[Records excerpted from a collection]
________________________

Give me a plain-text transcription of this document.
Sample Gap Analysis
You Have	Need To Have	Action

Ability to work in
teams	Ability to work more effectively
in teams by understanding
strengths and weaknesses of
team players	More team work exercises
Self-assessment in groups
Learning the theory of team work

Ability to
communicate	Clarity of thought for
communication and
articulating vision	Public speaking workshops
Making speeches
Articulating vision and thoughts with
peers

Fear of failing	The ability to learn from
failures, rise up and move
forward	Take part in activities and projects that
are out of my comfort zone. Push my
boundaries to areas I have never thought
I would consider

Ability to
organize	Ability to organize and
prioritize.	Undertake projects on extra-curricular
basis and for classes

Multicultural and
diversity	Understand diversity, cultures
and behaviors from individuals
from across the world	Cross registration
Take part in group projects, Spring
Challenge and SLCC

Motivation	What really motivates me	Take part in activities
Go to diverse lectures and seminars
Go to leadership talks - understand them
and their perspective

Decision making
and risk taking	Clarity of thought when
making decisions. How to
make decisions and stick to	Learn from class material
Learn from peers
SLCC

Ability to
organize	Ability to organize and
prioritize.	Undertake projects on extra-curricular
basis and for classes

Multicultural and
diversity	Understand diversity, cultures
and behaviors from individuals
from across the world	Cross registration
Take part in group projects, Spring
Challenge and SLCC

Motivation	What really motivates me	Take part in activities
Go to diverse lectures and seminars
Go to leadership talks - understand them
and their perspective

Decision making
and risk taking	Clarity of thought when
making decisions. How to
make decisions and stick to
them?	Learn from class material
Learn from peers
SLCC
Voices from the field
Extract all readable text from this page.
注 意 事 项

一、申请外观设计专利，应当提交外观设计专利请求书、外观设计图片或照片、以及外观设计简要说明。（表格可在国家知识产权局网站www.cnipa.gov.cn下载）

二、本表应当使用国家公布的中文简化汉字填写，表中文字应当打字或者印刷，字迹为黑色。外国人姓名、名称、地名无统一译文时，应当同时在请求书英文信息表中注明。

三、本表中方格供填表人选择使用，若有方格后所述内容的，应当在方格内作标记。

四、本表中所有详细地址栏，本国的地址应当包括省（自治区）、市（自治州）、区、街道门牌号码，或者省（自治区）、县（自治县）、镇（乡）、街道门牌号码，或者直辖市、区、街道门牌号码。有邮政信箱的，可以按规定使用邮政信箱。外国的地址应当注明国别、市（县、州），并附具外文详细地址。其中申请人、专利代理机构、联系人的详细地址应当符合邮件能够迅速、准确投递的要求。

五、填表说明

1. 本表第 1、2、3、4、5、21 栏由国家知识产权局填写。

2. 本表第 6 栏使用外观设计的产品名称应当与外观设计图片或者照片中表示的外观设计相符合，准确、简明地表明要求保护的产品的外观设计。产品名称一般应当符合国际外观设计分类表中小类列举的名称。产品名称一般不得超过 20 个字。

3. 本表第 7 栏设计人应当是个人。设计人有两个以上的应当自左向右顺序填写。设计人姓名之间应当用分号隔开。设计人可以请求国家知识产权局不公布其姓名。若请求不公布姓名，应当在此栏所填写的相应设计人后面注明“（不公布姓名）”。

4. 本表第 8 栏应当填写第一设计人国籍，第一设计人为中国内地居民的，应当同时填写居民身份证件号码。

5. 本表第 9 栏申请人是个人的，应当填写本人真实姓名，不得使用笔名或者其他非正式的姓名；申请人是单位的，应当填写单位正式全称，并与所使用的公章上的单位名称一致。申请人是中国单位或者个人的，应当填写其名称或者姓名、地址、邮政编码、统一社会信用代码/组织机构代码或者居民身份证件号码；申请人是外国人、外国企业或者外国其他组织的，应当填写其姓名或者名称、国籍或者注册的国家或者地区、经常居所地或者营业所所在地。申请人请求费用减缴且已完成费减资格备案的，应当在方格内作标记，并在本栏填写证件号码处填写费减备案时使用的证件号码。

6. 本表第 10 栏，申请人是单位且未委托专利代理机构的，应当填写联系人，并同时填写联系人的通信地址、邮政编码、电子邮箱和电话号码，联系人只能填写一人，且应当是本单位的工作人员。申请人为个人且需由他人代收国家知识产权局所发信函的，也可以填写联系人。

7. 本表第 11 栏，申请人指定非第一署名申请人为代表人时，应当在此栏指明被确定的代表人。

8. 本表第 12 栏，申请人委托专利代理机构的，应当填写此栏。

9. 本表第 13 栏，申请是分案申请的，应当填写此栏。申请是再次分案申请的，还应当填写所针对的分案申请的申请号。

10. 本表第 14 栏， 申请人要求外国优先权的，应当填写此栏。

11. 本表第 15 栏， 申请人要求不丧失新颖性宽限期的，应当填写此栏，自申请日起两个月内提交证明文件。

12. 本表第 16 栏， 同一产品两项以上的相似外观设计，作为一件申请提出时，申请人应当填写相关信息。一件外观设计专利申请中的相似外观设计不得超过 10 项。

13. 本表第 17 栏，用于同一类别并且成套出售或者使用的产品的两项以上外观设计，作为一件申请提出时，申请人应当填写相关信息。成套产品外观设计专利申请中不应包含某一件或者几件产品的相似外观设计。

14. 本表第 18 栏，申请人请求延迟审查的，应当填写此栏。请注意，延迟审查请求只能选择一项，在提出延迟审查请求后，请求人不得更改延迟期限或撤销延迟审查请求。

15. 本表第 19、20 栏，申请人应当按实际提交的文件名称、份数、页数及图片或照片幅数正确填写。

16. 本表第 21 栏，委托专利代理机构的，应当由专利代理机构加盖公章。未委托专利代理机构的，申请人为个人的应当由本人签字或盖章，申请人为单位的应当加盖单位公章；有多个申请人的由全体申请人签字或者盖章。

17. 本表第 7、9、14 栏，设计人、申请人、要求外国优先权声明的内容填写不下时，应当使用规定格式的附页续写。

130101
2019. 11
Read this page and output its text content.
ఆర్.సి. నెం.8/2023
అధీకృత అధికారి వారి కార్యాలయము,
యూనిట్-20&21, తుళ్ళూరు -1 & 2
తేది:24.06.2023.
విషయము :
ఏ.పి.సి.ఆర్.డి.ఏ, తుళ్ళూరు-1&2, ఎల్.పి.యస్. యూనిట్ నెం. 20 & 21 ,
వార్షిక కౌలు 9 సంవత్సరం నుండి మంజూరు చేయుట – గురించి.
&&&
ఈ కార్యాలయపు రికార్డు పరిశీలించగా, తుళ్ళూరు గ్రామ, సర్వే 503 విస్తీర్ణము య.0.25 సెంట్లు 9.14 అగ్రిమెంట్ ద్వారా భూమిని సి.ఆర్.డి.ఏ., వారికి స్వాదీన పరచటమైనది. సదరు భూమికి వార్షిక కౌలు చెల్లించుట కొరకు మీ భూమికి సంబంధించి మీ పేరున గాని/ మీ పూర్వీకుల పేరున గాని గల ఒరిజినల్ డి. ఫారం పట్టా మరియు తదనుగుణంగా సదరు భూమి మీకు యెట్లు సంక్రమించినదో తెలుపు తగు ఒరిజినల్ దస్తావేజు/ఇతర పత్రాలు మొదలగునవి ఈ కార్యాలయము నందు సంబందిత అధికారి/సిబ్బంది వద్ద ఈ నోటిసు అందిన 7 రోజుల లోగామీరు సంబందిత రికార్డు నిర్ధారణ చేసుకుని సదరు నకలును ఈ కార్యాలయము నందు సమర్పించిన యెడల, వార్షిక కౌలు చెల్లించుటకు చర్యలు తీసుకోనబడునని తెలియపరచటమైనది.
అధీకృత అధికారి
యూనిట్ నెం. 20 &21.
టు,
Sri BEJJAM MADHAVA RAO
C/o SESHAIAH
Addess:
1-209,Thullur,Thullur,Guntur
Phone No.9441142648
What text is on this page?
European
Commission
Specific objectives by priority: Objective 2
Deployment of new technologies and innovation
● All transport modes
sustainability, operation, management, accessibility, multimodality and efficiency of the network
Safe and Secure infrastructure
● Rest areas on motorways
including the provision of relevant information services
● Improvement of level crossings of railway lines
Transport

________________________

Every line above that contains the word "邮政编码" should be reported.

5. 本表第 9 栏申请人是个人的，应当填写本人真实姓名，不得使用笔名或者其他非正式的姓名；申请人是单位的，应当填写单位正式全称，并与所使用的公章上的单位名称一致。申请人是中国单位或者个人的，应当填写其名称或者姓名、地址、邮政编码、统一社会信用代码/组织机构代码或者居民身份证件号码；申请人是外国人、外国企业或者外国其他组织的，应当填写其姓名或者名称、国籍或者注册的国家或者地区、经常居所地或者营业所所在地。申请人请求费用减缴且已完成费减资格备案的，应当在方格内作标记，并在本栏填写证件号码处填写费减备案时使用的证件号码。
6. 本表第 10 栏，申请人是单位且未委托专利代理机构的，应当填写联系人，并同时填写联系人的通信地址、邮政编码、电子邮箱和电话号码，联系人只能填写一人，且应当是本单位的工作人员。申请人为个人且需由他人代收国家知识产权局所发信函的，也可以填写联系人。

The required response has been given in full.